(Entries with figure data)
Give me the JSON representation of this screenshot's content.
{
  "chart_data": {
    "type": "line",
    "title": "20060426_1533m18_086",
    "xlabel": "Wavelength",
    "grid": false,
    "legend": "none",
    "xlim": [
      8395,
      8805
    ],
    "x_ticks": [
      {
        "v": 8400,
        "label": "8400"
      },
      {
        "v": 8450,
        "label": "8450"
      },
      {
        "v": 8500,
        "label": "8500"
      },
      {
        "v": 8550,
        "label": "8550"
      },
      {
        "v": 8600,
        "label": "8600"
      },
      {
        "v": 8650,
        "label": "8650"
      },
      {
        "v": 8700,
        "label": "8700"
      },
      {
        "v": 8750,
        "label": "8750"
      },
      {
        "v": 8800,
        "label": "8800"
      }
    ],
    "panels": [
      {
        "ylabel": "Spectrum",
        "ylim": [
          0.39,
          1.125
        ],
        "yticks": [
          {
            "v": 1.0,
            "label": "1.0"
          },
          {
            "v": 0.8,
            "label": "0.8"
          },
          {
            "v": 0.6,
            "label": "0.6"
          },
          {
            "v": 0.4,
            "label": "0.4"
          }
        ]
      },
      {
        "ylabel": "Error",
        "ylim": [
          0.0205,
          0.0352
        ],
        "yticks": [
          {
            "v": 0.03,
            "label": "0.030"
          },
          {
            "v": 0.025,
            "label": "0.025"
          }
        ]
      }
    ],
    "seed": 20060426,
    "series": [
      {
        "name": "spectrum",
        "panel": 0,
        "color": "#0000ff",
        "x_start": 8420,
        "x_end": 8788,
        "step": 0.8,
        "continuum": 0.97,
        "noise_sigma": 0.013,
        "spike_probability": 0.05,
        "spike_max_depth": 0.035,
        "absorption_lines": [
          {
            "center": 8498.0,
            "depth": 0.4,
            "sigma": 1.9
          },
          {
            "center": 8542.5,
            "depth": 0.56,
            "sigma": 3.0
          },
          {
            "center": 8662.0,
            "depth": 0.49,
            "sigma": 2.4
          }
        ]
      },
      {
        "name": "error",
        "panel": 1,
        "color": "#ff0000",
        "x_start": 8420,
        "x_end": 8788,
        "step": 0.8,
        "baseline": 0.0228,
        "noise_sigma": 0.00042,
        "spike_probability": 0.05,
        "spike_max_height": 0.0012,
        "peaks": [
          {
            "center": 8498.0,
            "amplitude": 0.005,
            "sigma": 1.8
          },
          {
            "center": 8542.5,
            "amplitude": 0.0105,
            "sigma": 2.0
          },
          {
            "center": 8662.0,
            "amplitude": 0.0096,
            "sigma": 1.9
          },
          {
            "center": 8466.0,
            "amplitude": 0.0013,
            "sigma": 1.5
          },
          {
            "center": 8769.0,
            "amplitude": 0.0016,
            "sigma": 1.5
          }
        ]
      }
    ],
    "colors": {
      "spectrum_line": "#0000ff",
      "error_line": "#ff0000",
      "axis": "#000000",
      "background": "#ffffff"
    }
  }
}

#### SHORT EXERCISE
Output every entry shown above, exactly.

#### COMPLETE OUTPUT
Give me the JSON representation of this screenshot's content.
{
  "chart_data": {
    "type": "line",
    "title": "20060426_1533m18_086",
    "xlabel": "Wavelength",
    "grid": false,
    "legend": "none",
    "xlim": [
      8395,
      8805
    ],
    "x_ticks": [
      {
        "v": 8400,
        "label": "8400"
      },
      {
        "v": 8450,
        "label": "8450"
      },
      {
        "v": 8500,
        "label": "8500"
      },
      {
        "v": 8550,
        "label": "8550"
      },
      {
        "v": 8600,
        "label": "8600"
      },
      {
        "v": 8650,
        "label": "8650"
      },
      {
        "v": 8700,
        "label": "8700"
      },
      {
        "v": 8750,
        "label": "8750"
      },
      {
        "v": 8800,
        "label": "8800"
      }
    ],
    "panels": [
      {
        "ylabel": "Spectrum",
        "ylim": [
          0.39,
          1.125
        ],
        "yticks": [
          {
            "v": 1.0,
            "label": "1.0"
          },
          {
            "v": 0.8,
            "label": "0.8"
          },
          {
            "v": 0.6,
            "label": "0.6"
          },
          {
            "v": 0.4,
            "label": "0.4"
          }
        ]
      },
      {
        "ylabel": "Error",
        "ylim": [
          0.0205,
          0.0352
        ],
        "yticks": [
          {
            "v": 0.03,
            "label": "0.030"
          },
          {
            "v": 0.025,
            "label": "0.025"
          }
        ]
      }
    ],
    "seed": 20060426,
    "series": [
      {
        "name": "spectrum",
        "panel": 0,
        "color": "#0000ff",
        "x_start": 8420,
        "x_end": 8788,
        "step": 0.8,
        "continuum": 0.97,
        "noise_sigma": 0.013,
        "spike_probability": 0.05,
        "spike_max_depth": 0.035,
        "absorption_lines": [
          {
            "center": 8498.0,
            "depth": 0.4,
            "sigma": 1.9
          },
          {
            "center": 8542.5,
            "depth": 0.56,
            "sigma": 3.0
          },
          {
            "center": 8662.0,
            "depth": 0.49,
            "sigma": 2.4
          }
        ]
      },
      {
        "name": "error",
        "panel": 1,
        "color": "#ff0000",
        "x_start": 8420,
        "x_end": 8788,
        "step": 0.8,
        "baseline": 0.0228,
        "noise_sigma": 0.00042,
        "spike_probability": 0.05,
        "spike_max_height": 0.0012,
        "peaks": [
          {
            "center": 8498.0,
            "amplitude": 0.005,
            "sigma": 1.8
          },
          {
            "center": 8542.5,
            "amplitude": 0.0105,
            "sigma": 2.0
          },
          {
            "center": 8662.0,
            "amplitude": 0.0096,
            "sigma": 1.9
          },
          {
            "center": 8466.0,
            "amplitude": 0.0013,
            "sigma": 1.5
          },
          {
            "center": 8769.0,
            "amplitude": 0.0016,
            "sigma": 1.5
          }
        ]
      }
    ],
    "colors": {
      "spectrum_line": "#0000ff",
      "error_line": "#ff0000",
      "axis": "#000000",
      "background": "#ffffff"
    }
  }
}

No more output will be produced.